### WRITTEN REQUEST
Tell how many lines include the string "document". Answer with a single number.

[Collected data]
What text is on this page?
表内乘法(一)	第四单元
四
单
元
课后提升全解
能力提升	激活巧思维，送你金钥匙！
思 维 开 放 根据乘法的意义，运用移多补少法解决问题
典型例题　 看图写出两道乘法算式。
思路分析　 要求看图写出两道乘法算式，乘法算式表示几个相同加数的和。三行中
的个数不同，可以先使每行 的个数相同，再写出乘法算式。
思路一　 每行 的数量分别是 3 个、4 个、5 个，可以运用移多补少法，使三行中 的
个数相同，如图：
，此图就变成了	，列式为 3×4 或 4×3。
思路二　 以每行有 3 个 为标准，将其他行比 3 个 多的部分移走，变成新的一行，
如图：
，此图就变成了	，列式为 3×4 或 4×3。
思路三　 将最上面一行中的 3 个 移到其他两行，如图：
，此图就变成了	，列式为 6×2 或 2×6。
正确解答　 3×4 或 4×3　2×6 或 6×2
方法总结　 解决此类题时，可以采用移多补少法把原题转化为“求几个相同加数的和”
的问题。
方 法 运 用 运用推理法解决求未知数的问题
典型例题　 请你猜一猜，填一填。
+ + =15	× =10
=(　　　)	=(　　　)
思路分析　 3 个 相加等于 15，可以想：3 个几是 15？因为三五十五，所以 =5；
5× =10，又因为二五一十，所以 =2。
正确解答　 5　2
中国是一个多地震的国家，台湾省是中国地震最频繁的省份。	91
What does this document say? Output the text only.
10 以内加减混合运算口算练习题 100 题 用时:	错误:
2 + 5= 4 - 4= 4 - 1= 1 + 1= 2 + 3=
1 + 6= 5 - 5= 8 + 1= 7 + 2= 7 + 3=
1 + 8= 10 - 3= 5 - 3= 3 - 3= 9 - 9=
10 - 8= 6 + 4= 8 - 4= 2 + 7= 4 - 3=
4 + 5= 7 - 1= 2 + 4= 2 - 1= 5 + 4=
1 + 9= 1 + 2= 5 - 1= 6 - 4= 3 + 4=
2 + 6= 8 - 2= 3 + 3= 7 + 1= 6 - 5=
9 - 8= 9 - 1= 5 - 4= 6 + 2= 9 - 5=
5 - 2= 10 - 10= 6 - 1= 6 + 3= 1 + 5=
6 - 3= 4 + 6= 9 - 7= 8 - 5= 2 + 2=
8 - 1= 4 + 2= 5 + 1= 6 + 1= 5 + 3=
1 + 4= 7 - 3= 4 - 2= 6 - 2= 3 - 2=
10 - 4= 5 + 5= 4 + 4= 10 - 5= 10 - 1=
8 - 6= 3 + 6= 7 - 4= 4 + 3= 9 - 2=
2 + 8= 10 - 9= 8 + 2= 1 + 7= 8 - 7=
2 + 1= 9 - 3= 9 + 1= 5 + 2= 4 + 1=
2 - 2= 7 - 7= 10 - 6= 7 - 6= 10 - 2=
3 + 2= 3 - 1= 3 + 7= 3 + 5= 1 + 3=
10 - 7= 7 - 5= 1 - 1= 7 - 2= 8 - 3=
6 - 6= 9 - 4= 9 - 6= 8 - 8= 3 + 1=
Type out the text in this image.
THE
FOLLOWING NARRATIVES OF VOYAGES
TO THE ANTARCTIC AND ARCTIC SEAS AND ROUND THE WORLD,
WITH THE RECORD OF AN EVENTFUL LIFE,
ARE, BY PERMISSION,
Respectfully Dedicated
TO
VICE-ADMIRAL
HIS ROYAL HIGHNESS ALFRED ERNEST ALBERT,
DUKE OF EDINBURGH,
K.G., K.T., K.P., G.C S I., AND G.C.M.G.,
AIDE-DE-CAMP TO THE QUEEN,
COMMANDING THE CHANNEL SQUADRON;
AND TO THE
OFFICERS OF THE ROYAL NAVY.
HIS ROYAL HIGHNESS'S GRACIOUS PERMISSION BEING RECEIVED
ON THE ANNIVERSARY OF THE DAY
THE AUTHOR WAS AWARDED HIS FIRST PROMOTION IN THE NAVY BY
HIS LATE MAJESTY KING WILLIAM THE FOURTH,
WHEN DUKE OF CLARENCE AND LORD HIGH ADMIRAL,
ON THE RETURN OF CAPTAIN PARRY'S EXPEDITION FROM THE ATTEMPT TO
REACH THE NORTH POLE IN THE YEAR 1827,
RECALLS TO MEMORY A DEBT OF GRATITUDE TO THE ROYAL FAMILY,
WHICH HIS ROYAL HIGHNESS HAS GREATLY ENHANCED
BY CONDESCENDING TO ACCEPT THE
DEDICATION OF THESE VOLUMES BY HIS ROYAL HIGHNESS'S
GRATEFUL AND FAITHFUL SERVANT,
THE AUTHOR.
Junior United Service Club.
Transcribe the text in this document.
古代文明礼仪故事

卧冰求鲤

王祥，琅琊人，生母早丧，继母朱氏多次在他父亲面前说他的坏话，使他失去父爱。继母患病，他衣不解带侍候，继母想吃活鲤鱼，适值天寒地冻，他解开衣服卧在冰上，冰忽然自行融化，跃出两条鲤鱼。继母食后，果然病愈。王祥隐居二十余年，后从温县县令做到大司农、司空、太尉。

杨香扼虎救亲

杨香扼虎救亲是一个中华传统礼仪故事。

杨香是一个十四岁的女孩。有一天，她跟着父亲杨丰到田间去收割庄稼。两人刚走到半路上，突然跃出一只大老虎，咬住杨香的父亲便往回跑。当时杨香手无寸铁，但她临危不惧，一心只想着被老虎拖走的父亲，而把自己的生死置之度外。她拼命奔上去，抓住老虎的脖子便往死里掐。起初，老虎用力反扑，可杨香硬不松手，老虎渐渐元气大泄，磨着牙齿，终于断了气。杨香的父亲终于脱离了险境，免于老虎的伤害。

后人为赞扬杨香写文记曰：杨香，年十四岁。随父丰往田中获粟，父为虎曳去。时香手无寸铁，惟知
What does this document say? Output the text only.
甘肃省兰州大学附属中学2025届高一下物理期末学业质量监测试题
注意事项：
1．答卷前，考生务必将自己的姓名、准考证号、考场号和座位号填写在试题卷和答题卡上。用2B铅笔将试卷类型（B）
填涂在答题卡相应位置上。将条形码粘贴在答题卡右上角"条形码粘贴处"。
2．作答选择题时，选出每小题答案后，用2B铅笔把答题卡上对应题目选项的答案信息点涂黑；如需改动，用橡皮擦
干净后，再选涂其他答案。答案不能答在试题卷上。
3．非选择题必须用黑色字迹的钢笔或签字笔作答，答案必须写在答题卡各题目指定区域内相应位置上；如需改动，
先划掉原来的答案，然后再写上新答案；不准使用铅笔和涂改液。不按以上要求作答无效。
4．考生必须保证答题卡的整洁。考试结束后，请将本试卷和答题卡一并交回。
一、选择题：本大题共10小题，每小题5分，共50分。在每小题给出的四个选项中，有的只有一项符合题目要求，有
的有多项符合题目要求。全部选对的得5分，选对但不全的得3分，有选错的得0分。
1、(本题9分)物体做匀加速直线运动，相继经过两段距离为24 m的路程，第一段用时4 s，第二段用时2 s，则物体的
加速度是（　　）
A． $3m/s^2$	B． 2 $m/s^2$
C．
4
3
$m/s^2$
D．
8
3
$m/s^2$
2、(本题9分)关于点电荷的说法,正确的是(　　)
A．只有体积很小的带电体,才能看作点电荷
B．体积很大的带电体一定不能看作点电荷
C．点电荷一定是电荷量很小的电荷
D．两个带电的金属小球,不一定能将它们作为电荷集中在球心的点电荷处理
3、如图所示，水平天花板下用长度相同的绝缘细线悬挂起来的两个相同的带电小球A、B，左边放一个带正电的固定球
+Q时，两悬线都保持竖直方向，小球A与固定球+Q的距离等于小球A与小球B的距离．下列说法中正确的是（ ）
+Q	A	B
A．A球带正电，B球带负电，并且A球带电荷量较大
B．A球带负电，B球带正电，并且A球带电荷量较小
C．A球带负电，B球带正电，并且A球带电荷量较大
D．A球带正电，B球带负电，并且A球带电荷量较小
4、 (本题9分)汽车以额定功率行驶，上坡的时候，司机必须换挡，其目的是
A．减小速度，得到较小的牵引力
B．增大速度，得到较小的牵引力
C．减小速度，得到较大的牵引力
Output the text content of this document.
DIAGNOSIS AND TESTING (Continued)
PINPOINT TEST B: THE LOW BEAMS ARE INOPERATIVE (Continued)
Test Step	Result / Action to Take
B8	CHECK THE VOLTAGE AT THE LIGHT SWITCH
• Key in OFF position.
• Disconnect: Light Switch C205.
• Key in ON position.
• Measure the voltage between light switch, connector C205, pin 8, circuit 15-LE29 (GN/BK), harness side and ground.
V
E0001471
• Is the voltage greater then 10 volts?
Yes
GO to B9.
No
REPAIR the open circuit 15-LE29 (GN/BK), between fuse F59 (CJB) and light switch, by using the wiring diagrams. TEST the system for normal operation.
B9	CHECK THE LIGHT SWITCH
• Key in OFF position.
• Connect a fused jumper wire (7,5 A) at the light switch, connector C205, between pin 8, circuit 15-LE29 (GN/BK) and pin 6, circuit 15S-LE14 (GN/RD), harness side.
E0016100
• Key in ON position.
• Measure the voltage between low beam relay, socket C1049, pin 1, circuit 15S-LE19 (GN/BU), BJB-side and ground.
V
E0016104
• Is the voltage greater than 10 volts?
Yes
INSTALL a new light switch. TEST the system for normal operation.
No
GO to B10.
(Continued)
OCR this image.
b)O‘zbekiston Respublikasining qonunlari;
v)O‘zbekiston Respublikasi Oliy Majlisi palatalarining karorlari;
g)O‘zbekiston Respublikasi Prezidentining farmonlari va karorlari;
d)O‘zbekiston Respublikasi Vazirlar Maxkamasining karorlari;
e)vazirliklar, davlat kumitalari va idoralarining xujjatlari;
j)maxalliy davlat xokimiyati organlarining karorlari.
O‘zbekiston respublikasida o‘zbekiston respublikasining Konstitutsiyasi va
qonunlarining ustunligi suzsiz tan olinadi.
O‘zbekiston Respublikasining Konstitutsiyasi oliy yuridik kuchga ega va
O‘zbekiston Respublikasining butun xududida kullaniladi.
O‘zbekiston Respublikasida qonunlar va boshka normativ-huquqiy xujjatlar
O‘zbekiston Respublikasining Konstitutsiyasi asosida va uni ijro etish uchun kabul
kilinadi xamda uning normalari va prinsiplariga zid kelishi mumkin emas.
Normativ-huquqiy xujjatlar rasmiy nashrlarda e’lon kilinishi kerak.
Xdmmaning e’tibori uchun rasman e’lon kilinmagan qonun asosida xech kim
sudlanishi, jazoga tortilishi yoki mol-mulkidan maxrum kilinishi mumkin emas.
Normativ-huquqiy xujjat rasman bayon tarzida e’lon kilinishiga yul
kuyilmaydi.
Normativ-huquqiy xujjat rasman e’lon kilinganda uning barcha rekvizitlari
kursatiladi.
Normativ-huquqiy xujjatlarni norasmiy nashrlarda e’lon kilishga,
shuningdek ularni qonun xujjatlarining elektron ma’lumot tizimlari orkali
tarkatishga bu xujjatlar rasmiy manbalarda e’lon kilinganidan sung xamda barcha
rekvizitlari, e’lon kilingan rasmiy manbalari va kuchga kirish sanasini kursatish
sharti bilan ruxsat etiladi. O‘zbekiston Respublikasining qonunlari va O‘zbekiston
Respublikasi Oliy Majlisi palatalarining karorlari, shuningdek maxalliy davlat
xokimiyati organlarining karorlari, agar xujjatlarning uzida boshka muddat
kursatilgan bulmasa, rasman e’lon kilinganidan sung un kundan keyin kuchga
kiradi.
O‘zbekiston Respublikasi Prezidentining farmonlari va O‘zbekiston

### EXERCISE ANSWER
4